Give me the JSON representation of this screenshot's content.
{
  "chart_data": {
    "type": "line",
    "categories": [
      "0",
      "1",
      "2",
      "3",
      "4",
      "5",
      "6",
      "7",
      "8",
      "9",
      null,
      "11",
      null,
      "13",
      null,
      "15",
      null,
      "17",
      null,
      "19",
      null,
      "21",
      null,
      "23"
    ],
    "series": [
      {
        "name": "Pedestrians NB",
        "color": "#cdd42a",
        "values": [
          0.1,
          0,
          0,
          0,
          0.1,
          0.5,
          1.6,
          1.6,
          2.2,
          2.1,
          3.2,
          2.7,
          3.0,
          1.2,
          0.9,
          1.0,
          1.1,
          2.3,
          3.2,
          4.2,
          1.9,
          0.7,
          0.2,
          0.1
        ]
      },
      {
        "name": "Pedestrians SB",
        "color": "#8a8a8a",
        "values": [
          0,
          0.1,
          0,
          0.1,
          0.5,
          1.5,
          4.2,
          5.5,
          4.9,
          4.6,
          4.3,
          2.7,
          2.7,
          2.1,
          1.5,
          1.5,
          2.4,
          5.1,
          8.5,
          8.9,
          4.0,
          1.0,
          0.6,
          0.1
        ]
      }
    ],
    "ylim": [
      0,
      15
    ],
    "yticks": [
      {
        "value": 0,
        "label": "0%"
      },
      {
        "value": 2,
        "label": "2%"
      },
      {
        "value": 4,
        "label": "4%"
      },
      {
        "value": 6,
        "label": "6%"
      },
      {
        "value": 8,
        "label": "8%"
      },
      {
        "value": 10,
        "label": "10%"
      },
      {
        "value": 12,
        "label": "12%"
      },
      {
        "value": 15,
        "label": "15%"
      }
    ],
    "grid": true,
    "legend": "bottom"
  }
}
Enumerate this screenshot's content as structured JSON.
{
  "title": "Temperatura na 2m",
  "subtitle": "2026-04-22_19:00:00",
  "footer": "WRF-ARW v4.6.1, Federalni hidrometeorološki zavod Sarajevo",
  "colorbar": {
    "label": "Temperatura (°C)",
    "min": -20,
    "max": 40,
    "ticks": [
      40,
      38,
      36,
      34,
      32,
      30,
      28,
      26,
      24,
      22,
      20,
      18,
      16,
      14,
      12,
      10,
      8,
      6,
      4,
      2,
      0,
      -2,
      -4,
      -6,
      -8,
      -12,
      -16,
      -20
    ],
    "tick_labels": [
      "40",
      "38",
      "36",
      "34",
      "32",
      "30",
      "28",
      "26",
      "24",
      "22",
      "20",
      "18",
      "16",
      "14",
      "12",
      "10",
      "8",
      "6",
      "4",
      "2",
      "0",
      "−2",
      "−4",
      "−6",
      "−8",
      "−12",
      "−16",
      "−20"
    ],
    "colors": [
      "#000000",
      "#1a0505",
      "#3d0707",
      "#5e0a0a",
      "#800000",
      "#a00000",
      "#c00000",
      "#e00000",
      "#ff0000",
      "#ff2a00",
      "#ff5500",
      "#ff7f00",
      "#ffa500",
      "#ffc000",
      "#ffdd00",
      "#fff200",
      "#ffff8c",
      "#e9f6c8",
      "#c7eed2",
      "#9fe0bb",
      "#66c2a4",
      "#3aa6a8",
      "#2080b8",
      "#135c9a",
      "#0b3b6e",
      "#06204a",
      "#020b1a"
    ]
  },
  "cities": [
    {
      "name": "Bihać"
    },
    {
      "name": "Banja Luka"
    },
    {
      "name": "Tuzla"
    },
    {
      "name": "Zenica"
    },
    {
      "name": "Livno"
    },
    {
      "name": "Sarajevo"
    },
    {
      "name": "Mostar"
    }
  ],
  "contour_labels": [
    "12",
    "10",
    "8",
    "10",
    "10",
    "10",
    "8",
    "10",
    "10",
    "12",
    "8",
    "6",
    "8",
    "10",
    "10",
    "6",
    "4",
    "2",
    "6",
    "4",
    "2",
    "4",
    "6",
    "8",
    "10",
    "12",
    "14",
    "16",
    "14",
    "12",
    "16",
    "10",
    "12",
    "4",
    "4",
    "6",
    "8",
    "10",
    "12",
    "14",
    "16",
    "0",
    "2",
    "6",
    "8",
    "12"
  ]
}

---*---

Report only how many lines in the entries contain "Temperatura".

- **FINISHED TASK**: 2